── Reading passage
**Toan Lam**  
**GitHub Repo:** https://github.com/tobeyesong/ppo-breakout/  

# Reinforcement Learning for Atari Breakout using PPO

## Project Overview

This project implements and evaluates a Proximal Policy Optimization (PPO) algorithm to play the Atari game Breakout. The goal was to train an agent that could effectively learn the game's mechanics and develop a strategy to maximize score. The implementation uses PyTorch, Stable-Baselines3, and Gymnasium to create a scalable training pipeline that leverages parallel environments for efficient learning.

## Environment Description

### Breakout Game Rules

Breakout is a classic Atari game where the player controls a paddle at the bottom of the screen to bounce a ball upward. The objective is to break all the bricks arranged in rows at the top of the screen by hitting them with the ball.

Key game elements:
- **Paddle**: Player-controlled horizontal bar at the bottom that can move left and right
- **Ball**: Bounces off walls, bricks, and the paddle
- **Bricks**: Arranged in rows at the top; disappear when hit by the ball
- **Scoring**: Player earns points for each brick destroyed
- **Lives**: Player loses a life when the ball falls below the paddle

### Technical Implementation

For this project, we used the `BreakoutNoFrameskip-v4` environment from Gymnasium's Atari suite. This environment:
- Provides raw pixel observations (210×160×3 RGB images)
- Discrete action space with 4 possible actions: NOOP, FIRE (start game), RIGHT, LEFT
- Terminates episodes after losing all lives
- Awards varying points based on brick position (higher rows = more points)
────
List the possible actions in the discrete action space of the environment described in the Breakout PPO project overview.
── Extracted data
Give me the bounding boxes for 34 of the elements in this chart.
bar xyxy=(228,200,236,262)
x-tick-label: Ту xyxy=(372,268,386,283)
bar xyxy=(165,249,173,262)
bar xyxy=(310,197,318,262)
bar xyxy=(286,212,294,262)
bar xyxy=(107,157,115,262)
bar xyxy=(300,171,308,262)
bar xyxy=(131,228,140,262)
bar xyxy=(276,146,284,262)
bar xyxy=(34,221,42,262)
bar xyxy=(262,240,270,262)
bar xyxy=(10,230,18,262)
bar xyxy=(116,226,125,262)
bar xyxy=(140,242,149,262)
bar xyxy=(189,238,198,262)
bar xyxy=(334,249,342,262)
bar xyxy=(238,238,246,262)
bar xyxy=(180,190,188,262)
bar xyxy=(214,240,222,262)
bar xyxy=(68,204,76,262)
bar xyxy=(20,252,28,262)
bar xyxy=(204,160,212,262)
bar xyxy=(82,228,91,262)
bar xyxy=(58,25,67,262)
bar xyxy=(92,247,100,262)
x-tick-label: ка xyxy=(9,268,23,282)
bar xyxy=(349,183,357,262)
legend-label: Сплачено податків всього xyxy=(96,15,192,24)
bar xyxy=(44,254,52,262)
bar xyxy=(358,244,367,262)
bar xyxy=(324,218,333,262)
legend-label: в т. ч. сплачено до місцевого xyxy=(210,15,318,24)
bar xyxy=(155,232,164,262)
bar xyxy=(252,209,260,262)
────
Final result >> NOOP, FIRE (start game), RIGHT, LEFT